### [What the task requires]
Filter the entries and keep only the lines where the string "value" appears.

### [The input]

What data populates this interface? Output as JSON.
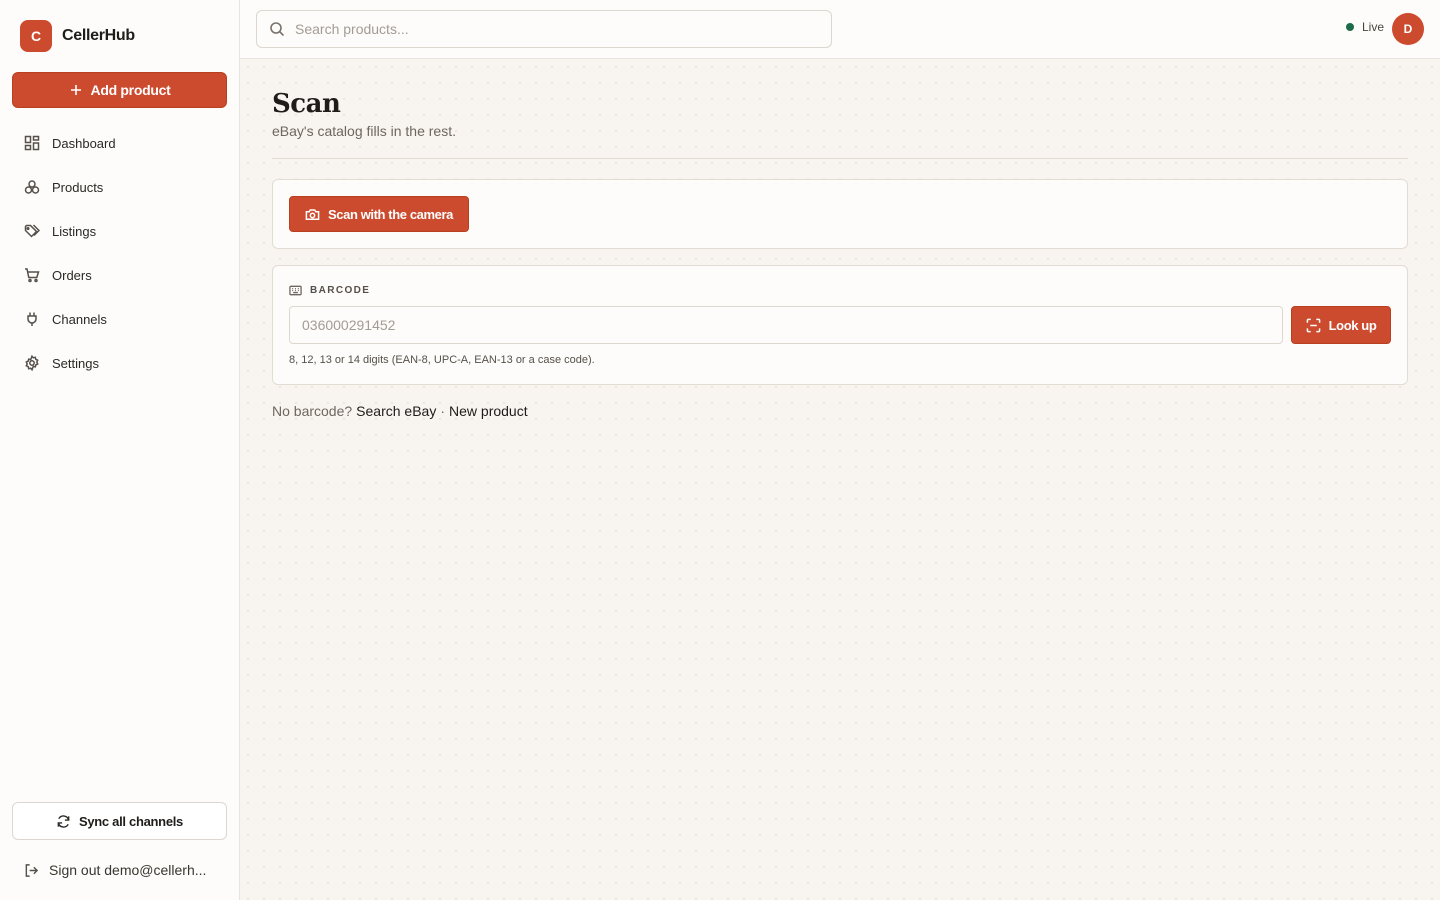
{
  "brand": {
    "logo_letter": "C",
    "name": "CellerHub",
    "accent": "#cc4a2d"
  },
  "sidebar": {
    "add_label": "Add product",
    "items": [
      {
        "label": "Dashboard",
        "icon": "dashboard-icon"
      },
      {
        "label": "Products",
        "icon": "products-icon"
      },
      {
        "label": "Listings",
        "icon": "tag-icon"
      },
      {
        "label": "Orders",
        "icon": "cart-icon"
      },
      {
        "label": "Channels",
        "icon": "plug-icon"
      },
      {
        "label": "Settings",
        "icon": "gear-icon"
      }
    ],
    "sync_label": "Sync all channels",
    "signout_label": "Sign out demo@cellerh..."
  },
  "topbar": {
    "search_placeholder": "Search products...",
    "status_label": "Live",
    "status_color": "#1e6b4a",
    "avatar_letter": "D"
  },
  "page": {
    "title": "Scan",
    "subtitle": "eBay's catalog fills in the rest.",
    "camera_label": "Scan with the camera",
    "barcode": {
      "label": "BARCODE",
      "placeholder": "036000291452",
      "lookup_label": "Look up",
      "hint": "8, 12, 13 or 14 digits (EAN-8, UPC-A, EAN-13 or a case code)."
    },
    "footer": {
      "prefix": "No barcode?",
      "search_link": "Search eBay",
      "separator": "·",
      "new_link": "New product"
    }
  }
}
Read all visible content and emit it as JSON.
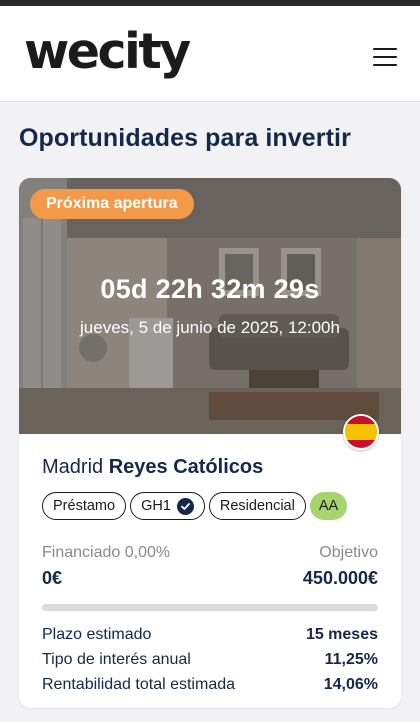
{
  "header": {
    "logo": "wecity",
    "menu_icon": "hamburger-menu-icon"
  },
  "page": {
    "title": "Oportunidades para invertir"
  },
  "card": {
    "status_badge": "Próxima apertura",
    "countdown": "05d 22h 32m 29s",
    "open_date": "jueves, 5 de junio de 2025, 12:00h",
    "country_flag": "spain-flag-icon",
    "city": "Madrid",
    "name": "Reyes Católicos",
    "tags": [
      "Préstamo",
      "GH1",
      "Residencial"
    ],
    "rating": "AA",
    "funded_label": "Financiado",
    "funded_percent": "0,00%",
    "funded_amount": "0€",
    "goal_label": "Objetivo",
    "goal_amount": "450.000€",
    "progress_percent": 0,
    "stats": [
      {
        "label": "Plazo estimado",
        "value": "15 meses"
      },
      {
        "label": "Tipo de interés anual",
        "value": "11,25%"
      },
      {
        "label": "Rentabilidad total estimada",
        "value": "14,06%"
      }
    ]
  },
  "colors": {
    "brand_navy": "#13284a",
    "badge_orange": "#f39a4a",
    "rating_green": "#a8d46f"
  }
}
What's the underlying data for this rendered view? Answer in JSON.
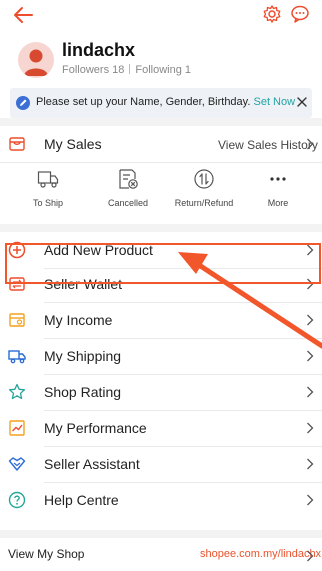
{
  "header": {
    "back_icon": "arrow-left-icon",
    "settings_icon": "gear-icon",
    "chat_icon": "chat-icon",
    "accent": "#ee4d2d"
  },
  "profile": {
    "username": "lindachx",
    "followers": "Followers 18",
    "following": "Following 1"
  },
  "notice": {
    "message": "Please set up your Name, Gender, Birthday.",
    "link": "Set Now"
  },
  "sales": {
    "title": "My Sales",
    "history": "View Sales History",
    "statuses": [
      {
        "label": "To Ship",
        "icon": "truck-icon"
      },
      {
        "label": "Cancelled",
        "icon": "cancelled-icon"
      },
      {
        "label": "Return/Refund",
        "icon": "refund-icon"
      },
      {
        "label": "More",
        "icon": "more-icon"
      }
    ]
  },
  "menu": [
    {
      "label": "Add New Product",
      "icon": "plus-circle-icon"
    },
    {
      "label": "Seller Wallet",
      "icon": "wallet-icon"
    },
    {
      "label": "My Income",
      "icon": "income-icon"
    },
    {
      "label": "My Shipping",
      "icon": "shipping-truck-icon"
    },
    {
      "label": "Shop Rating",
      "icon": "star-icon"
    },
    {
      "label": "My Performance",
      "icon": "performance-icon"
    },
    {
      "label": "Seller Assistant",
      "icon": "handshake-icon"
    },
    {
      "label": "Help Centre",
      "icon": "help-icon"
    }
  ],
  "footer": {
    "label": "View My Shop",
    "link": "shopee.com.my/lindachx"
  },
  "annotation": {
    "color": "#f2562b"
  }
}
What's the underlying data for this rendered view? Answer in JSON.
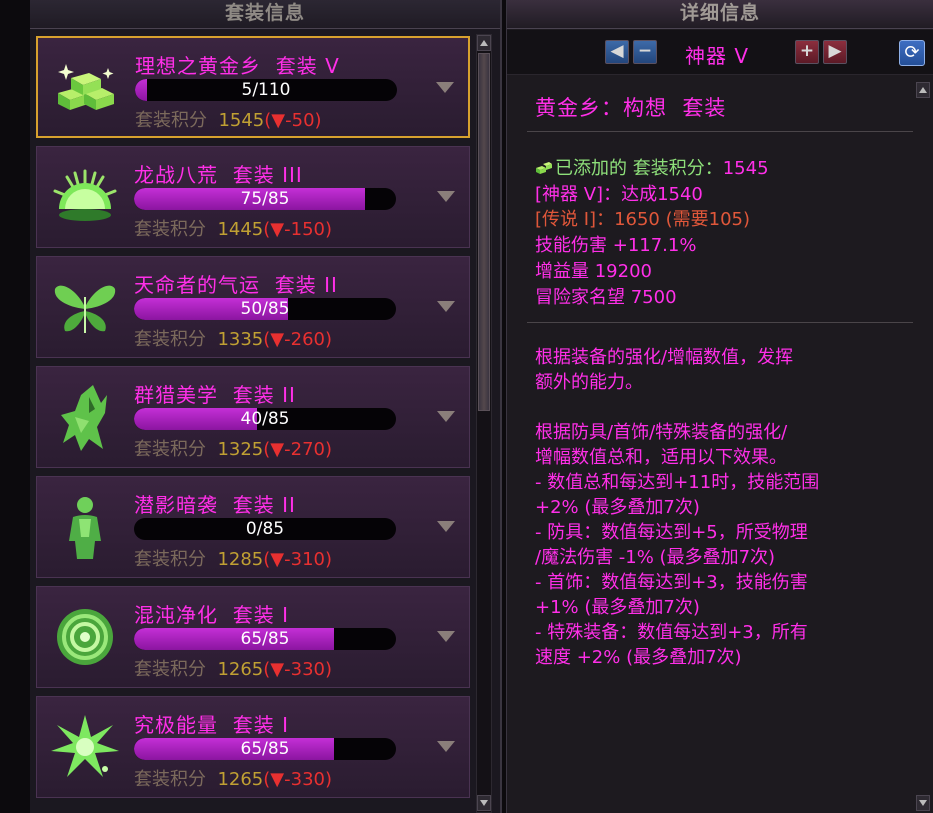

### [Solution to this problem]
        "value": "15 meses"
        "value": "11,25%"
        "value": "14,06%"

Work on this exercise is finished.